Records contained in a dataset
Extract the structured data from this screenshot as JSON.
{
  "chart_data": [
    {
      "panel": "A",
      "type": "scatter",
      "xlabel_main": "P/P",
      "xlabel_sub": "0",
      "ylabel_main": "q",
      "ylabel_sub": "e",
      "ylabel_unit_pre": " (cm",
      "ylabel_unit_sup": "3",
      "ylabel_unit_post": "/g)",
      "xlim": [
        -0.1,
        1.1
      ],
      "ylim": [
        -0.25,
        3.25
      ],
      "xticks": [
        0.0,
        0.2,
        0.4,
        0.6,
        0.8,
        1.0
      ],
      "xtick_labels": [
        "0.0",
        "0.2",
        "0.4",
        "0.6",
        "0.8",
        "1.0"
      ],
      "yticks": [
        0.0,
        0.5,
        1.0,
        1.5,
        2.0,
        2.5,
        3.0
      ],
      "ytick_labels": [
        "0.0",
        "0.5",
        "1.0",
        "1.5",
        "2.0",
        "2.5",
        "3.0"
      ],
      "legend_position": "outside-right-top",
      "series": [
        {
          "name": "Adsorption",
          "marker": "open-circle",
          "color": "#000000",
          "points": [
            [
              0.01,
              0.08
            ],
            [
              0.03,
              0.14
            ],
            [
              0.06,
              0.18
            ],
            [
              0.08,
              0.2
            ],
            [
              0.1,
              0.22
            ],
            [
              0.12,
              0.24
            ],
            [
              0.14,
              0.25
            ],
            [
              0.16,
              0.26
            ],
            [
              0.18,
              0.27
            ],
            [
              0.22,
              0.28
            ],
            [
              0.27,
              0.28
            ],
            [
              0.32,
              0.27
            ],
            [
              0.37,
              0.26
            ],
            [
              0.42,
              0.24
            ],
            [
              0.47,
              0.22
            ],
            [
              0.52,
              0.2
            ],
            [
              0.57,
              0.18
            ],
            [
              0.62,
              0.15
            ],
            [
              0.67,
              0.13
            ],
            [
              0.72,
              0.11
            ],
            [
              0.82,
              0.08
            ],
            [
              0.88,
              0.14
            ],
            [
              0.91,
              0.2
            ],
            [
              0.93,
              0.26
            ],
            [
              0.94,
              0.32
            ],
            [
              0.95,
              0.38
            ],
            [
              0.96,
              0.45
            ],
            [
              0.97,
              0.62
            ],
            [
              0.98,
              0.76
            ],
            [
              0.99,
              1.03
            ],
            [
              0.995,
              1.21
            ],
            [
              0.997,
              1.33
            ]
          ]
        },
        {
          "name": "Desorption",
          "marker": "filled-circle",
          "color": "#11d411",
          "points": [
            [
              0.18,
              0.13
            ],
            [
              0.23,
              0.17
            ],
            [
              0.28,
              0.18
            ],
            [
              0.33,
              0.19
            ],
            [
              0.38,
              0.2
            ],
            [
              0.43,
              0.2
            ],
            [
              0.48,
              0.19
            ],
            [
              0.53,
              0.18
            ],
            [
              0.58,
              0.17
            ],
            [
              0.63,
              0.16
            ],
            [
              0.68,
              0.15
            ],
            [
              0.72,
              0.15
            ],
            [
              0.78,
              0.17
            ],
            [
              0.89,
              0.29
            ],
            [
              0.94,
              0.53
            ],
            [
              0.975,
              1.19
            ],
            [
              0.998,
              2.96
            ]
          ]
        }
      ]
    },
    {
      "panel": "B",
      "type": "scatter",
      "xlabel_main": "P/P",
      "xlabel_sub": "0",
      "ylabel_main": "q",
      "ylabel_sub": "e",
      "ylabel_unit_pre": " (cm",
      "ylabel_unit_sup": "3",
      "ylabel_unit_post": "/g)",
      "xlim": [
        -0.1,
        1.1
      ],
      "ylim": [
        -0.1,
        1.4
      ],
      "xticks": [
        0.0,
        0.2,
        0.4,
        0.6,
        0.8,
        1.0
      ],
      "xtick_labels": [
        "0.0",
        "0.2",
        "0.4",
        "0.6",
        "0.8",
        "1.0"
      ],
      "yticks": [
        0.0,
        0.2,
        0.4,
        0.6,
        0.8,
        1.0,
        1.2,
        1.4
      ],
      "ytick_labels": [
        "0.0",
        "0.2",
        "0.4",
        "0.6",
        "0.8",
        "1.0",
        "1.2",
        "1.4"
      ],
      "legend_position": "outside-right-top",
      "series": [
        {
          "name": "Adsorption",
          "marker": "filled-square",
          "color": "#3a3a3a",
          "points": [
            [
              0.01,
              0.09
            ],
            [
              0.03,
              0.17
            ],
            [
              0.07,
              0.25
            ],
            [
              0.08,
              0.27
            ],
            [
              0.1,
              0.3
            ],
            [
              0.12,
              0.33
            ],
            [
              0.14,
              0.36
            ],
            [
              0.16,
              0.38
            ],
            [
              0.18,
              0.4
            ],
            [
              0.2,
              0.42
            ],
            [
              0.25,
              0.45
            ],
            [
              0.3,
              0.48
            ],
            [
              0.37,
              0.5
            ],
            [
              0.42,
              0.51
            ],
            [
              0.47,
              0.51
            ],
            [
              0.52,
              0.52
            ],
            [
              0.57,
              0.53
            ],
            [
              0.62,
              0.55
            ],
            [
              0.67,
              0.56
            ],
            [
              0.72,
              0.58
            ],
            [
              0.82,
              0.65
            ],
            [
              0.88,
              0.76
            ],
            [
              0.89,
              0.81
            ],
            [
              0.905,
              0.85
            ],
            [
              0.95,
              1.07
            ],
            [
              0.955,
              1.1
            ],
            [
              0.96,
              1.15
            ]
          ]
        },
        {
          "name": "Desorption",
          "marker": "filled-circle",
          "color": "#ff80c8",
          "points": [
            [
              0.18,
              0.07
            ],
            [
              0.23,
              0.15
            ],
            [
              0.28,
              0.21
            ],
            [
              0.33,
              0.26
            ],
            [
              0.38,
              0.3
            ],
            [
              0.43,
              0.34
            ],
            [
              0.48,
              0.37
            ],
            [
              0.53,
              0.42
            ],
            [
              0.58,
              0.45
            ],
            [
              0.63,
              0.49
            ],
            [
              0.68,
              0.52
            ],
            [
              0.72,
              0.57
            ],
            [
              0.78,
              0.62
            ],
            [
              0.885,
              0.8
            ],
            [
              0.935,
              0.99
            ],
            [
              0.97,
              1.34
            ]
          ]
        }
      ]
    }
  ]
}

#### PROBLEM REQUIREMENTS
Show the data once more, exactly as it was written.

#### TASK OUTPUT
Extract the structured data from this screenshot as JSON.
{
  "chart_data": [
    {
      "panel": "A",
      "type": "scatter",
      "xlabel_main": "P/P",
      "xlabel_sub": "0",
      "ylabel_main": "q",
      "ylabel_sub": "e",
      "ylabel_unit_pre": " (cm",
      "ylabel_unit_sup": "3",
      "ylabel_unit_post": "/g)",
      "xlim": [
        -0.1,
        1.1
      ],
      "ylim": [
        -0.25,
        3.25
      ],
      "xticks": [
        0.0,
        0.2,
        0.4,
        0.6,
        0.8,
        1.0
      ],
      "xtick_labels": [
        "0.0",
        "0.2",
        "0.4",
        "0.6",
        "0.8",
        "1.0"
      ],
      "yticks": [
        0.0,
        0.5,
        1.0,
        1.5,
        2.0,
        2.5,
        3.0
      ],
      "ytick_labels": [
        "0.0",
        "0.5",
        "1.0",
        "1.5",
        "2.0",
        "2.5",
        "3.0"
      ],
      "legend_position": "outside-right-top",
      "series": [
        {
          "name": "Adsorption",
          "marker": "open-circle",
          "color": "#000000",
          "points": [
            [
              0.01,
              0.08
            ],
            [
              0.03,
              0.14
            ],
            [
              0.06,
              0.18
            ],
            [
              0.08,
              0.2
            ],
            [
              0.1,
              0.22
            ],
            [
              0.12,
              0.24
            ],
            [
              0.14,
              0.25
            ],
            [
              0.16,
              0.26
            ],
            [
              0.18,
              0.27
            ],
            [
              0.22,
              0.28
            ],
            [
              0.27,
              0.28
            ],
            [
              0.32,
              0.27
            ],
            [
              0.37,
              0.26
            ],
            [
              0.42,
              0.24
            ],
            [
              0.47,
              0.22
            ],
            [
              0.52,
              0.2
            ],
            [
              0.57,
              0.18
            ],
            [
              0.62,
              0.15
            ],
            [
              0.67,
              0.13
            ],
            [
              0.72,
              0.11
            ],
            [
              0.82,
              0.08
            ],
            [
              0.88,
              0.14
            ],
            [
              0.91,
              0.2
            ],
            [
              0.93,
              0.26
            ],
            [
              0.94,
              0.32
            ],
            [
              0.95,
              0.38
            ],
            [
              0.96,
              0.45
            ],
            [
              0.97,
              0.62
            ],
            [
              0.98,
              0.76
            ],
            [
              0.99,
              1.03
            ],
            [
              0.995,
              1.21
            ],
            [
              0.997,
              1.33
            ]
          ]
        },
        {
          "name": "Desorption",
          "marker": "filled-circle",
          "color": "#11d411",
          "points": [
            [
              0.18,
              0.13
            ],
            [
              0.23,
              0.17
            ],
            [
              0.28,
              0.18
            ],
            [
              0.33,
              0.19
            ],
            [
              0.38,
              0.2
            ],
            [
              0.43,
              0.2
            ],
            [
              0.48,
              0.19
            ],
            [
              0.53,
              0.18
            ],
            [
              0.58,
              0.17
            ],
            [
              0.63,
              0.16
            ],
            [
              0.68,
              0.15
            ],
            [
              0.72,
              0.15
            ],
            [
              0.78,
              0.17
            ],
            [
              0.89,
              0.29
            ],
            [
              0.94,
              0.53
            ],
            [
              0.975,
              1.19
            ],
            [
              0.998,
              2.96
            ]
          ]
        }
      ]
    },
    {
      "panel": "B",
      "type": "scatter",
      "xlabel_main": "P/P",
      "xlabel_sub": "0",
      "ylabel_main": "q",
      "ylabel_sub": "e",
      "ylabel_unit_pre": " (cm",
      "ylabel_unit_sup": "3",
      "ylabel_unit_post": "/g)",
      "xlim": [
        -0.1,
        1.1
      ],
      "ylim": [
        -0.1,
        1.4
      ],
      "xticks": [
        0.0,
        0.2,
        0.4,
        0.6,
        0.8,
        1.0
      ],
      "xtick_labels": [
        "0.0",
        "0.2",
        "0.4",
        "0.6",
        "0.8",
        "1.0"
      ],
      "yticks": [
        0.0,
        0.2,
        0.4,
        0.6,
        0.8,
        1.0,
        1.2,
        1.4
      ],
      "ytick_labels": [
        "0.0",
        "0.2",
        "0.4",
        "0.6",
        "0.8",
        "1.0",
        "1.2",
        "1.4"
      ],
      "legend_position": "outside-right-top",
      "series": [
        {
          "name": "Adsorption",
          "marker": "filled-square",
          "color": "#3a3a3a",
          "points": [
            [
              0.01,
              0.09
            ],
            [
              0.03,
              0.17
            ],
            [
              0.07,
              0.25
            ],
            [
              0.08,
              0.27
            ],
            [
              0.1,
              0.3
            ],
            [
              0.12,
              0.33
            ],
            [
              0.14,
              0.36
            ],
            [
              0.16,
              0.38
            ],
            [
              0.18,
              0.4
            ],
            [
              0.2,
              0.42
            ],
            [
              0.25,
              0.45
            ],
            [
              0.3,
              0.48
            ],
            [
              0.37,
              0.5
            ],
            [
              0.42,
              0.51
            ],
            [
              0.47,
              0.51
            ],
            [
              0.52,
              0.52
            ],
            [
              0.57,
              0.53
            ],
            [
              0.62,
              0.55
            ],
            [
              0.67,
              0.56
            ],
            [
              0.72,
              0.58
            ],
            [
              0.82,
              0.65
            ],
            [
              0.88,
              0.76
            ],
            [
              0.89,
              0.81
            ],
            [
              0.905,
              0.85
            ],
            [
              0.95,
              1.07
            ],
            [
              0.955,
              1.1
            ],
            [
              0.96,
              1.15
            ]
          ]
        },
        {
          "name": "Desorption",
          "marker": "filled-circle",
          "color": "#ff80c8",
          "points": [
            [
              0.18,
              0.07
            ],
            [
              0.23,
              0.15
            ],
            [
              0.28,
              0.21
            ],
            [
              0.33,
              0.26
            ],
            [
              0.38,
              0.3
            ],
            [
              0.43,
              0.34
            ],
            [
              0.48,
              0.37
            ],
            [
              0.53,
              0.42
            ],
            [
              0.58,
              0.45
            ],
            [
              0.63,
              0.49
            ],
            [
              0.68,
              0.52
            ],
            [
              0.72,
              0.57
            ],
            [
              0.78,
              0.62
            ],
            [
              0.885,
              0.8
            ],
            [
              0.935,
              0.99
            ],
            [
              0.97,
              1.34
            ]
          ]
        }
      ]
    }
  ]
}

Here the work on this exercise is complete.